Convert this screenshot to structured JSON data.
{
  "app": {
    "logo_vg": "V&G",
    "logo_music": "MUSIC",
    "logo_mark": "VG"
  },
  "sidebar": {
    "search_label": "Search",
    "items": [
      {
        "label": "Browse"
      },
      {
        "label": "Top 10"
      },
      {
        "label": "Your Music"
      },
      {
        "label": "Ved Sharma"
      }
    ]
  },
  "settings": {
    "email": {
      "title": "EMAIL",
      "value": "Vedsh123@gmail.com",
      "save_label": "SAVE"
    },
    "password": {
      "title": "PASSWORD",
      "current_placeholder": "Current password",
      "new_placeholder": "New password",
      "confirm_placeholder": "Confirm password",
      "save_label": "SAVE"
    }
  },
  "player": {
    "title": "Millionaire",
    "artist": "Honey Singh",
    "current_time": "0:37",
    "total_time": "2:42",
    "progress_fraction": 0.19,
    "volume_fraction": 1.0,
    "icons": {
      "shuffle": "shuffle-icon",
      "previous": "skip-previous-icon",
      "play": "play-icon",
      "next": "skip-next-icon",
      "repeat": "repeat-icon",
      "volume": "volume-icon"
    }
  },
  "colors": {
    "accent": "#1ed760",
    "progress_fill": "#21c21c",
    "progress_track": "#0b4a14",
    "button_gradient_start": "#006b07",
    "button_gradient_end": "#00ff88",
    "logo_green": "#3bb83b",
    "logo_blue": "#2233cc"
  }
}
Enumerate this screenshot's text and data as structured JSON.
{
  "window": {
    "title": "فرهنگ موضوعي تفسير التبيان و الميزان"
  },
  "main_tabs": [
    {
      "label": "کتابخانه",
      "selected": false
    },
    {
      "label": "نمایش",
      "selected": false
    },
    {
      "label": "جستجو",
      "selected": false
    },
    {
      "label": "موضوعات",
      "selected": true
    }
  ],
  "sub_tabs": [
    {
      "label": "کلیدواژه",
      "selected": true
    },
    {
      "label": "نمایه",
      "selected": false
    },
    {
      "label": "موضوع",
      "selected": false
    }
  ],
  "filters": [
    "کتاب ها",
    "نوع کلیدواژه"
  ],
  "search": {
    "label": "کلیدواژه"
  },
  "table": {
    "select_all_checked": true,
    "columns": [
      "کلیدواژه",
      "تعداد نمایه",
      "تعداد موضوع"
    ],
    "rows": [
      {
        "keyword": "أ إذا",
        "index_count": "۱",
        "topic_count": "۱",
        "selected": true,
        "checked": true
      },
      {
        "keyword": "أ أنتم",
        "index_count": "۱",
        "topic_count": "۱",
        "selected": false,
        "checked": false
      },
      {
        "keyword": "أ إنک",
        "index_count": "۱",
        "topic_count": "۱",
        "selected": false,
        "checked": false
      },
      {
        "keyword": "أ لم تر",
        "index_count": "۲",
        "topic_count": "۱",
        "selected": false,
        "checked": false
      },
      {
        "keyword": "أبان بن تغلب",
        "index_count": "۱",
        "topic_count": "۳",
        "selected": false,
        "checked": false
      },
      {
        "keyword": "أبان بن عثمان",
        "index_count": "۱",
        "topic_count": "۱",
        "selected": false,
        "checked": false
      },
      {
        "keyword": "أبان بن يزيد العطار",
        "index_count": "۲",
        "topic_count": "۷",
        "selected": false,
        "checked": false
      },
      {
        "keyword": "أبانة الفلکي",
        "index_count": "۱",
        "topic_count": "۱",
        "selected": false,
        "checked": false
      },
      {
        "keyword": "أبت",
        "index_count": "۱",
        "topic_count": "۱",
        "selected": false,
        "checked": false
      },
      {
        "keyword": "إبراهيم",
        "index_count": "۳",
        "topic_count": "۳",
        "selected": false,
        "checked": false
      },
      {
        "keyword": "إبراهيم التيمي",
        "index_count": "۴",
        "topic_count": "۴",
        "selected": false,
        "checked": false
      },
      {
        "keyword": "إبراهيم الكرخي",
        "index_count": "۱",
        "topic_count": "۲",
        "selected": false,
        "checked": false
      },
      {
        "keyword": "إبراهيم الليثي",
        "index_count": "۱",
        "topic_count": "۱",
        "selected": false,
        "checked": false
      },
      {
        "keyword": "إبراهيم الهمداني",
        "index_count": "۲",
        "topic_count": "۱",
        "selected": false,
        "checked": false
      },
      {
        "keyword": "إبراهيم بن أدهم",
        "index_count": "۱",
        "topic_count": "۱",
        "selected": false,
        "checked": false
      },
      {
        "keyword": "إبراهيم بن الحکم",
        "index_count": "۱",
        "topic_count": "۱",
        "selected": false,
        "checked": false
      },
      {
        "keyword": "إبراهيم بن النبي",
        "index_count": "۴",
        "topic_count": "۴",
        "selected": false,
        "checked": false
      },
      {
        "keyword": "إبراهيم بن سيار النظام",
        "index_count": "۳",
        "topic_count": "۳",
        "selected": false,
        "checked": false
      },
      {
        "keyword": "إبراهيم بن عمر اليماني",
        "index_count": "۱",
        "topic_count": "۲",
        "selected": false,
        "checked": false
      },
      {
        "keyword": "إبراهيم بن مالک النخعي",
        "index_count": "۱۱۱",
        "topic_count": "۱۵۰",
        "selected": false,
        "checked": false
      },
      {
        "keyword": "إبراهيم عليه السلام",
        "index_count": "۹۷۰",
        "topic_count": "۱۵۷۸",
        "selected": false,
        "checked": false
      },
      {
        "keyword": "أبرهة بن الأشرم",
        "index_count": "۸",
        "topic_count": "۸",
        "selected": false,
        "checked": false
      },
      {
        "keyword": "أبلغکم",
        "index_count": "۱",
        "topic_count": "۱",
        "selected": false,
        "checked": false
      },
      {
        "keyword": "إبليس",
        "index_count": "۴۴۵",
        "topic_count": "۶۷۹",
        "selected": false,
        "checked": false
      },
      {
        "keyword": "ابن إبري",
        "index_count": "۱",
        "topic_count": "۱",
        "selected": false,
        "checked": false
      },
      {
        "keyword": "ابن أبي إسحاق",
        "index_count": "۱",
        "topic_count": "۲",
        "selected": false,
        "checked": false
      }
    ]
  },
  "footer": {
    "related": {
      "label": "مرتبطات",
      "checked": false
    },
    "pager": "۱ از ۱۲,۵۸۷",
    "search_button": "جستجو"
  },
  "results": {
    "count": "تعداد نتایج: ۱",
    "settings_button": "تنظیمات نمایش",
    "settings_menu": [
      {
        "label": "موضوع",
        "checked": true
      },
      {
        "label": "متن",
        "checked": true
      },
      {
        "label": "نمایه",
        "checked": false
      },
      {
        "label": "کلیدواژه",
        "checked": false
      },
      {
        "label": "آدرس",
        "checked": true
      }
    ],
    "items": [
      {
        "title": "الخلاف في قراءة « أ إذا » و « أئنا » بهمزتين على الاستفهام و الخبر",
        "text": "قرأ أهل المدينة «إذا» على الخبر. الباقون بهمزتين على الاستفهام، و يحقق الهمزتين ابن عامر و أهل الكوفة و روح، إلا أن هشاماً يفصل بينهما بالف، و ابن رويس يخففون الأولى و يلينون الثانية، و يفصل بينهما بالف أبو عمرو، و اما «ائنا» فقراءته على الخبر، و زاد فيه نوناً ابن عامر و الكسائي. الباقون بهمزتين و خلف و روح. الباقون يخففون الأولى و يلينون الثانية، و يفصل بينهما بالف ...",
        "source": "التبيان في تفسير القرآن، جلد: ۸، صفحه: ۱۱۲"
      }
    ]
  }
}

● **EXERCISE**
All of the entries must be quoted exactly; please include each one.

● **TASK RESPONSE**
Convert this screenshot to structured JSON data.
{
  "app": {
    "logo_vg": "V&G",
    "logo_music": "MUSIC",
    "logo_mark": "VG"
  },
  "sidebar": {
    "search_label": "Search",
    "items": [
      {
        "label": "Browse"
      },
      {
        "label": "Top 10"
      },
      {
        "label": "Your Music"
      },
      {
        "label": "Ved Sharma"
      }
    ]
  },
  "settings": {
    "email": {
      "title": "EMAIL",
      "value": "Vedsh123@gmail.com",
      "save_label": "SAVE"
    },
    "password": {
      "title": "PASSWORD",
      "current_placeholder": "Current password",
      "new_placeholder": "New password",
      "confirm_placeholder": "Confirm password",
      "save_label": "SAVE"
    }
  },
  "player": {
    "title": "Millionaire",
    "artist": "Honey Singh",
    "current_time": "0:37",
    "total_time": "2:42",
    "progress_fraction": 0.19,
    "volume_fraction": 1.0,
    "icons": {
      "shuffle": "shuffle-icon",
      "previous": "skip-previous-icon",
      "play": "play-icon",
      "next": "skip-next-icon",
      "repeat": "repeat-icon",
      "volume": "volume-icon"
    }
  },
  "colors": {
    "accent": "#1ed760",
    "progress_fill": "#21c21c",
    "progress_track": "#0b4a14",
    "button_gradient_start": "#006b07",
    "button_gradient_end": "#00ff88",
    "logo_green": "#3bb83b",
    "logo_blue": "#2233cc"
  }
}
Enumerate this screenshot's text and data as structured JSON.
{
  "window": {
    "title": "فرهنگ موضوعي تفسير التبيان و الميزان"
  },
  "main_tabs": [
    {
      "label": "کتابخانه",
      "selected": false
    },
    {
      "label": "نمایش",
      "selected": false
    },
    {
      "label": "جستجو",
      "selected": false
    },
    {
      "label": "موضوعات",
      "selected": true
    }
  ],
  "sub_tabs": [
    {
      "label": "کلیدواژه",
      "selected": true
    },
    {
      "label": "نمایه",
      "selected": false
    },
    {
      "label": "موضوع",
      "selected": false
    }
  ],
  "filters": [
    "کتاب ها",
    "نوع کلیدواژه"
  ],
  "search": {
    "label": "کلیدواژه"
  },
  "table": {
    "select_all_checked": true,
    "columns": [
      "کلیدواژه",
      "تعداد نمایه",
      "تعداد موضوع"
    ],
    "rows": [
      {
        "keyword": "أ إذا",
        "index_count": "۱",
        "topic_count": "۱",
        "selected": true,
        "checked": true
      },
      {
        "keyword": "أ أنتم",
        "index_count": "۱",
        "topic_count": "۱",
        "selected": false,
        "checked": false
      },
      {
        "keyword": "أ إنک",
        "index_count": "۱",
        "topic_count": "۱",
        "selected": false,
        "checked": false
      },
      {
        "keyword": "أ لم تر",
        "index_count": "۲",
        "topic_count": "۱",
        "selected": false,
        "checked": false
      },
      {
        "keyword": "أبان بن تغلب",
        "index_count": "۱",
        "topic_count": "۳",
        "selected": false,
        "checked": false
      },
      {
        "keyword": "أبان بن عثمان",
        "index_count": "۱",
        "topic_count": "۱",
        "selected": false,
        "checked": false
      },
      {
        "keyword": "أبان بن يزيد العطار",
        "index_count": "۲",
        "topic_count": "۷",
        "selected": false,
        "checked": false
      },
      {
        "keyword": "أبانة الفلکي",
        "index_count": "۱",
        "topic_count": "۱",
        "selected": false,
        "checked": false
      },
      {
        "keyword": "أبت",
        "index_count": "۱",
        "topic_count": "۱",
        "selected": false,
        "checked": false
      },
      {
        "keyword": "إبراهيم",
        "index_count": "۳",
        "topic_count": "۳",
        "selected": false,
        "checked": false
      },
      {
        "keyword": "إبراهيم التيمي",
        "index_count": "۴",
        "topic_count": "۴",
        "selected": false,
        "checked": false
      },
      {
        "keyword": "إبراهيم الكرخي",
        "index_count": "۱",
        "topic_count": "۲",
        "selected": false,
        "checked": false
      },
      {
        "keyword": "إبراهيم الليثي",
        "index_count": "۱",
        "topic_count": "۱",
        "selected": false,
        "checked": false
      },
      {
        "keyword": "إبراهيم الهمداني",
        "index_count": "۲",
        "topic_count": "۱",
        "selected": false,
        "checked": false
      },
      {
        "keyword": "إبراهيم بن أدهم",
        "index_count": "۱",
        "topic_count": "۱",
        "selected": false,
        "checked": false
      },
      {
        "keyword": "إبراهيم بن الحکم",
        "index_count": "۱",
        "topic_count": "۱",
        "selected": false,
        "checked": false
      },
      {
        "keyword": "إبراهيم بن النبي",
        "index_count": "۴",
        "topic_count": "۴",
        "selected": false,
        "checked": false
      },
      {
        "keyword": "إبراهيم بن سيار النظام",
        "index_count": "۳",
        "topic_count": "۳",
        "selected": false,
        "checked": false
      },
      {
        "keyword": "إبراهيم بن عمر اليماني",
        "index_count": "۱",
        "topic_count": "۲",
        "selected": false,
        "checked": false
      },
      {
        "keyword": "إبراهيم بن مالک النخعي",
        "index_count": "۱۱۱",
        "topic_count": "۱۵۰",
        "selected": false,
        "checked": false
      },
      {
        "keyword": "إبراهيم عليه السلام",
        "index_count": "۹۷۰",
        "topic_count": "۱۵۷۸",
        "selected": false,
        "checked": false
      },
      {
        "keyword": "أبرهة بن الأشرم",
        "index_count": "۸",
        "topic_count": "۸",
        "selected": false,
        "checked": false
      },
      {
        "keyword": "أبلغکم",
        "index_count": "۱",
        "topic_count": "۱",
        "selected": false,
        "checked": false
      },
      {
        "keyword": "إبليس",
        "index_count": "۴۴۵",
        "topic_count": "۶۷۹",
        "selected": false,
        "checked": false
      },
      {
        "keyword": "ابن إبري",
        "index_count": "۱",
        "topic_count": "۱",
        "selected": false,
        "checked": false
      },
      {
        "keyword": "ابن أبي إسحاق",
        "index_count": "۱",
        "topic_count": "۲",
        "selected": false,
        "checked": false
      }
    ]
  },
  "footer": {
    "related": {
      "label": "مرتبطات",
      "checked": false
    },
    "pager": "۱ از ۱۲,۵۸۷",
    "search_button": "جستجو"
  },
  "results": {
    "count": "تعداد نتایج: ۱",
    "settings_button": "تنظیمات نمایش",
    "settings_menu": [
      {
        "label": "موضوع",
        "checked": true
      },
      {
        "label": "متن",
        "checked": true
      },
      {
        "label": "نمایه",
        "checked": false
      },
      {
        "label": "کلیدواژه",
        "checked": false
      },
      {
        "label": "آدرس",
        "checked": true
      }
    ],
    "items": [
      {
        "title": "الخلاف في قراءة « أ إذا » و « أئنا » بهمزتين على الاستفهام و الخبر",
        "text": "قرأ أهل المدينة «إذا» على الخبر. الباقون بهمزتين على الاستفهام، و يحقق الهمزتين ابن عامر و أهل الكوفة و روح، إلا أن هشاماً يفصل بينهما بالف، و ابن رويس يخففون الأولى و يلينون الثانية، و يفصل بينهما بالف أبو عمرو، و اما «ائنا» فقراءته على الخبر، و زاد فيه نوناً ابن عامر و الكسائي. الباقون بهمزتين و خلف و روح. الباقون يخففون الأولى و يلينون الثانية، و يفصل بينهما بالف ...",
        "source": "التبيان في تفسير القرآن، جلد: ۸، صفحه: ۱۱۲"
      }
    ]
  }
}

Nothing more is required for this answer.